§ What you will do
Rewrite the material from its first line through the line containing "running-header — [48, 35, 448, 51]", substituting "summary-table" for "results-table" and leaving everything else unchanged.

-- Begin Raw records --

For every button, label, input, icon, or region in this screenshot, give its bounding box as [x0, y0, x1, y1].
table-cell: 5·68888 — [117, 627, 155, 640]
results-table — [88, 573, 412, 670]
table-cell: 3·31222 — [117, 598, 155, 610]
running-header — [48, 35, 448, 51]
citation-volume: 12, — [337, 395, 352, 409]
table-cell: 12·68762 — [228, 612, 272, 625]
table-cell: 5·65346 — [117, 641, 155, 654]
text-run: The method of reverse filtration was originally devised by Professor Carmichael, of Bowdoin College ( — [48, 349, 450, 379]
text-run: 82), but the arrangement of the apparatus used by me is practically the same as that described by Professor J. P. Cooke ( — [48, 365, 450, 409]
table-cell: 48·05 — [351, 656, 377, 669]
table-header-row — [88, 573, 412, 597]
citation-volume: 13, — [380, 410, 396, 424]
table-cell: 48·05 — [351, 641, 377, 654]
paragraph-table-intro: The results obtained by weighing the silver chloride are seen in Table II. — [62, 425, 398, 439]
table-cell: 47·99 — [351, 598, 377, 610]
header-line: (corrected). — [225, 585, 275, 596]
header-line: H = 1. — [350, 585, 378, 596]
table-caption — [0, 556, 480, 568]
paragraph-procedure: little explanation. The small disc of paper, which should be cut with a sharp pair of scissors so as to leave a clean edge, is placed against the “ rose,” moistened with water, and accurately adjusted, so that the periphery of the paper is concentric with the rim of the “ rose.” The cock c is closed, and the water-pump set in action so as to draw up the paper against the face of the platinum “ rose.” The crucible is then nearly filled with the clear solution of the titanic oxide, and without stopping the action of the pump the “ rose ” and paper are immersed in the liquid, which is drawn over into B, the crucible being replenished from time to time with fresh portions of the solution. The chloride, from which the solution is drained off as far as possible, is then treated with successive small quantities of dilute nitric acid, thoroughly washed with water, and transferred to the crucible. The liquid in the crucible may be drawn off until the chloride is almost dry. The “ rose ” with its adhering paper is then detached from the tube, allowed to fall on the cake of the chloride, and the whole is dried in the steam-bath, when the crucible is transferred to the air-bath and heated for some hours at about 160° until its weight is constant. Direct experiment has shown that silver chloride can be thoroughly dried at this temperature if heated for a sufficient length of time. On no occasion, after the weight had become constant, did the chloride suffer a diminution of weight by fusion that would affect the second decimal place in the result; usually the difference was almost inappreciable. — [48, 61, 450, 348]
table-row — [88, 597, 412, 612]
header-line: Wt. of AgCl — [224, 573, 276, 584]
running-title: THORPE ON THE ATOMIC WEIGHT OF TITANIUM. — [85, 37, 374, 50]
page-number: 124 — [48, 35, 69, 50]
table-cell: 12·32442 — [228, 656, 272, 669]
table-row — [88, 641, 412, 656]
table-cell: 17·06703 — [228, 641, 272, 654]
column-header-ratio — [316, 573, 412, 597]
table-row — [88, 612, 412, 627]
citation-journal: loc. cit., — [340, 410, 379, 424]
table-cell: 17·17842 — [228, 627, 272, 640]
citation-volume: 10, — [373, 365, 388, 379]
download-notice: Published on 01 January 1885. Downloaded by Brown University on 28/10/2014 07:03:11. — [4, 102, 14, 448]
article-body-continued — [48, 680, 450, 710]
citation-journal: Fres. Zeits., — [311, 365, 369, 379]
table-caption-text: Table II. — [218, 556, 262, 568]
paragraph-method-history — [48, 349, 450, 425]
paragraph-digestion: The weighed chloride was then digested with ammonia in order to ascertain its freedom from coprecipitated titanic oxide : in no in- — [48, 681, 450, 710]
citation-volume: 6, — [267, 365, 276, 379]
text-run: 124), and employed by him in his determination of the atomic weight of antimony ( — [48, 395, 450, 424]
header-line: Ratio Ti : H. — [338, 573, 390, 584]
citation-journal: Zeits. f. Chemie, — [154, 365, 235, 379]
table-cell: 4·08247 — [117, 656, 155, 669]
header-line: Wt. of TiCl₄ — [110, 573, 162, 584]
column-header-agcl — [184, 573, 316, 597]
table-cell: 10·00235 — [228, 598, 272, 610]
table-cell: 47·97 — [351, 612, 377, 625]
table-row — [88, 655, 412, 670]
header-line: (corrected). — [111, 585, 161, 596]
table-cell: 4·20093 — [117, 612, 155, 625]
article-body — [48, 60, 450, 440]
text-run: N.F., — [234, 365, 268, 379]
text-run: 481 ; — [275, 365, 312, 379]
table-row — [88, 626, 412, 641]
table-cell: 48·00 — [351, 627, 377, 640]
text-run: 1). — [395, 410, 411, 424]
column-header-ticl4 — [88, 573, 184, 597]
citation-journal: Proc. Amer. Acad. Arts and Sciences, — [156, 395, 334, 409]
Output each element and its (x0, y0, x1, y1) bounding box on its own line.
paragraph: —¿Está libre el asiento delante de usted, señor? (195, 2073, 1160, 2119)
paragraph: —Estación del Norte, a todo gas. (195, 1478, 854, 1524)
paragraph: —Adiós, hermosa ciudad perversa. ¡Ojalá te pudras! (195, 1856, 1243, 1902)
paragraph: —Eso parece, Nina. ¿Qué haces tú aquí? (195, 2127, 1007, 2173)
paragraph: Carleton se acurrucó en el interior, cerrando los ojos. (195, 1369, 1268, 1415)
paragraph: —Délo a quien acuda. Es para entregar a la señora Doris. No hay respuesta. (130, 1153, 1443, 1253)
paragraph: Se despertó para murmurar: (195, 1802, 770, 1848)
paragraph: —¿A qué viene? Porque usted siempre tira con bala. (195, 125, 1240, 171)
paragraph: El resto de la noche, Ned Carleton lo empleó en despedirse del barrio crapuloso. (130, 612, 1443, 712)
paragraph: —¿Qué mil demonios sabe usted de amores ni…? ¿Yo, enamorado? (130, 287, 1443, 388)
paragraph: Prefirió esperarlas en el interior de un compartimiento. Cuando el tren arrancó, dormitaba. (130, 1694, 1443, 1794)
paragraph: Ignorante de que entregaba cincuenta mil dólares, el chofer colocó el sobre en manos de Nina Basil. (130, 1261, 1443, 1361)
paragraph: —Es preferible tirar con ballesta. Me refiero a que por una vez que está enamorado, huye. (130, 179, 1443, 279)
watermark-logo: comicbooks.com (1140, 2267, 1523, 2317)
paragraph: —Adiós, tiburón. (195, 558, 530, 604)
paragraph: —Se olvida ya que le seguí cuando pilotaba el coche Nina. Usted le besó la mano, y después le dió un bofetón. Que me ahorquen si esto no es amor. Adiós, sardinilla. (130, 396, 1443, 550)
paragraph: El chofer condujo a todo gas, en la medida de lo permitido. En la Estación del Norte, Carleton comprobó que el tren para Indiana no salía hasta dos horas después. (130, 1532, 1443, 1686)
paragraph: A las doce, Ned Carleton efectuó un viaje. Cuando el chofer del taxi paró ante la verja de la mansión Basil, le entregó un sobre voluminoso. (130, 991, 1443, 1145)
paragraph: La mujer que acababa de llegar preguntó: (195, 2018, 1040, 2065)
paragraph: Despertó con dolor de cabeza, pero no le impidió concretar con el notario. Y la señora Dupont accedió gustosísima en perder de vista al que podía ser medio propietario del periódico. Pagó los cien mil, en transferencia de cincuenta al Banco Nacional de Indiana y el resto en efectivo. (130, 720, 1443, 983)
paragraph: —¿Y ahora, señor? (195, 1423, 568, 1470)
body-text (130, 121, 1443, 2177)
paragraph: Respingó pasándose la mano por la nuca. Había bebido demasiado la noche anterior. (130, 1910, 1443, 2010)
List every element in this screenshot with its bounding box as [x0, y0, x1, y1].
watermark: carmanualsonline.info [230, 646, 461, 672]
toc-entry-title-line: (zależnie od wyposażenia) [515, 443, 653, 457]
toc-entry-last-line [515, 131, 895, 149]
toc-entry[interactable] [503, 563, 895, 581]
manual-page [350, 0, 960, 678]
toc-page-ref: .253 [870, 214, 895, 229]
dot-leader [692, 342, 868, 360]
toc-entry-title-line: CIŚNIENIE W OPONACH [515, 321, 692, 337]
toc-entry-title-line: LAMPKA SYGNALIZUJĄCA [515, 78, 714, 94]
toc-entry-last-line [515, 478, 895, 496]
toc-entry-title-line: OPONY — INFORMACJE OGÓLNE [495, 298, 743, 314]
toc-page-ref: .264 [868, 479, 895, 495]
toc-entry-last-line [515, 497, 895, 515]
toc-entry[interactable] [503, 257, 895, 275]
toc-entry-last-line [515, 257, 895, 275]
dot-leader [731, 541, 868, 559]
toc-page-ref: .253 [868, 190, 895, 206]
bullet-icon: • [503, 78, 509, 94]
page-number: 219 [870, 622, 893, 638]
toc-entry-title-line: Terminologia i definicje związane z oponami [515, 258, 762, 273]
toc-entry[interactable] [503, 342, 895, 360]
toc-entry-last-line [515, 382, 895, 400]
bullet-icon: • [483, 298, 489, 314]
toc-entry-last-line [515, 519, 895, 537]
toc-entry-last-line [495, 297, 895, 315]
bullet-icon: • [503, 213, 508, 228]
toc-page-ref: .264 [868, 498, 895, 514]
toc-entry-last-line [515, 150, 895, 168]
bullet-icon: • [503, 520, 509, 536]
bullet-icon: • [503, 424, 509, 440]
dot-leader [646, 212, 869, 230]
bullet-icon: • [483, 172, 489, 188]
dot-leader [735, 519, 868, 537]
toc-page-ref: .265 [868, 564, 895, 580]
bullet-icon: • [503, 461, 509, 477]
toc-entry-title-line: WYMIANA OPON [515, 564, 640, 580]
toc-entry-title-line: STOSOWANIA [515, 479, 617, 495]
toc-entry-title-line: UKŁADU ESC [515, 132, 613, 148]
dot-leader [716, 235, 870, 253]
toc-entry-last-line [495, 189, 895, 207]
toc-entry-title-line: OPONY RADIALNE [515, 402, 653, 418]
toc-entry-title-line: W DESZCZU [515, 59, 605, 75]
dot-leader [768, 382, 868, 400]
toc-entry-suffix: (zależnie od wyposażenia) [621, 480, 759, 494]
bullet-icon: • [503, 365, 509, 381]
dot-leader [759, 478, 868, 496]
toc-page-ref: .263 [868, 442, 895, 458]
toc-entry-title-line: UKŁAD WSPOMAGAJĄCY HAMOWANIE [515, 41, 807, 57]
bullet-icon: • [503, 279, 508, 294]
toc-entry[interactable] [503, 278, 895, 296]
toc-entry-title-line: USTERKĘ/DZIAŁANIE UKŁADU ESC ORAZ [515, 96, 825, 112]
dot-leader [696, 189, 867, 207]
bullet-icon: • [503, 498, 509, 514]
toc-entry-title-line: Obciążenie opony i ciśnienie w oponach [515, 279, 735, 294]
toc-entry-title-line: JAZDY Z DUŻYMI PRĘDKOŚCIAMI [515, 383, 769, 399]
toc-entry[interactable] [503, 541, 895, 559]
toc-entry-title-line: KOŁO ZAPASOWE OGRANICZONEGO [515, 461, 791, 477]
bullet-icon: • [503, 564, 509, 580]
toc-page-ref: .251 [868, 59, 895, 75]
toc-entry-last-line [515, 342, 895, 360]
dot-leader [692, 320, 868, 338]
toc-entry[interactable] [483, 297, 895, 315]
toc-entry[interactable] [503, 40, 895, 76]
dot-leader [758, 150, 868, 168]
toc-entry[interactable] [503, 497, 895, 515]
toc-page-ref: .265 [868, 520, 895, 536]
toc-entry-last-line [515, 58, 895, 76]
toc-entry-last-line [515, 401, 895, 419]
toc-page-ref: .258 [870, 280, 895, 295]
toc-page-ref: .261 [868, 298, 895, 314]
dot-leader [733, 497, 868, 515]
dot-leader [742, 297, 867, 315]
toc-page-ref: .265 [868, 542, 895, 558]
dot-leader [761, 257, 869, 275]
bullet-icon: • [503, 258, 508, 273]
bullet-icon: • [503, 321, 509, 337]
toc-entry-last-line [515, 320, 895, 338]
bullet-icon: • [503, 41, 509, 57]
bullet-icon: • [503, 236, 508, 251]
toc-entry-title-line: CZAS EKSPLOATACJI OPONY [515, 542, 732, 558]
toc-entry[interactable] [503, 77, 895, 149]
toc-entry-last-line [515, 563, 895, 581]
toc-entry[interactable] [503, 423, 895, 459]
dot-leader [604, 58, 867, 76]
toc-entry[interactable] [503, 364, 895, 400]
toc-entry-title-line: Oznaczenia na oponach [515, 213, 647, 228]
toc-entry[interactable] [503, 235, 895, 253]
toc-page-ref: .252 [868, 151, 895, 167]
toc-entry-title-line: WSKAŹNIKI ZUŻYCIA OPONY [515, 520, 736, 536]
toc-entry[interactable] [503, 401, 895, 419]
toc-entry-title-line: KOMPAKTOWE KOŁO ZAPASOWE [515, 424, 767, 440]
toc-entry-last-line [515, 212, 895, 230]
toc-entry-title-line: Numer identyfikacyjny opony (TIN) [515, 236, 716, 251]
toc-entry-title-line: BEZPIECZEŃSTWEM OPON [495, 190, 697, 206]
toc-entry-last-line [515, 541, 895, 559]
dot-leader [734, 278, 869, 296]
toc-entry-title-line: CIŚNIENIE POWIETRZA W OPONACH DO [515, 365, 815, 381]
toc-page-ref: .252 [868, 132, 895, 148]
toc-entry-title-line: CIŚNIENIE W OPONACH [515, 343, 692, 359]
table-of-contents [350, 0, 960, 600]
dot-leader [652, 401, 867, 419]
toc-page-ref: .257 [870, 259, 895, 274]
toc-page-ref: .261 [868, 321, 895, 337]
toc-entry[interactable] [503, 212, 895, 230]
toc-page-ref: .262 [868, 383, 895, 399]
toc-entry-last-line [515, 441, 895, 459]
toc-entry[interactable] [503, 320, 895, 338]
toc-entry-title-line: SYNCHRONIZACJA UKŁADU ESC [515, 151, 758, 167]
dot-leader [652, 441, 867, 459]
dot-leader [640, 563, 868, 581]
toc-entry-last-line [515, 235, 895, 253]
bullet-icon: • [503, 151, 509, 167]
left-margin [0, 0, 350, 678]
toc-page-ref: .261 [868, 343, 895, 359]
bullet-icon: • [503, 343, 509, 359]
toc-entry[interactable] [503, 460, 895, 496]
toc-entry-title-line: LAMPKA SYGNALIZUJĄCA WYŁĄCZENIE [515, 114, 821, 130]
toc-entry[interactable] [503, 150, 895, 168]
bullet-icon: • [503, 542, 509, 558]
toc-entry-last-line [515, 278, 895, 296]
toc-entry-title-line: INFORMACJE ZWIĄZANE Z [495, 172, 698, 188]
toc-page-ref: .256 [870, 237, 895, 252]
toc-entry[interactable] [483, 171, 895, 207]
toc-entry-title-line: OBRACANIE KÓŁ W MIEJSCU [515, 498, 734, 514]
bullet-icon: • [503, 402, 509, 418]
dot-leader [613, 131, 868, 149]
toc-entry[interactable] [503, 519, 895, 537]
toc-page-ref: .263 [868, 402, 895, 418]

-- End Raw records --

§ Exercise answer
For every button, label, input, icon, or region in this screenshot, give its bounding box as [x0, y0, x1, y1].
table-cell: 5·68888 — [117, 627, 155, 640]
summary-table — [88, 573, 412, 670]
table-cell: 3·31222 — [117, 598, 155, 610]
running-header — [48, 35, 448, 51]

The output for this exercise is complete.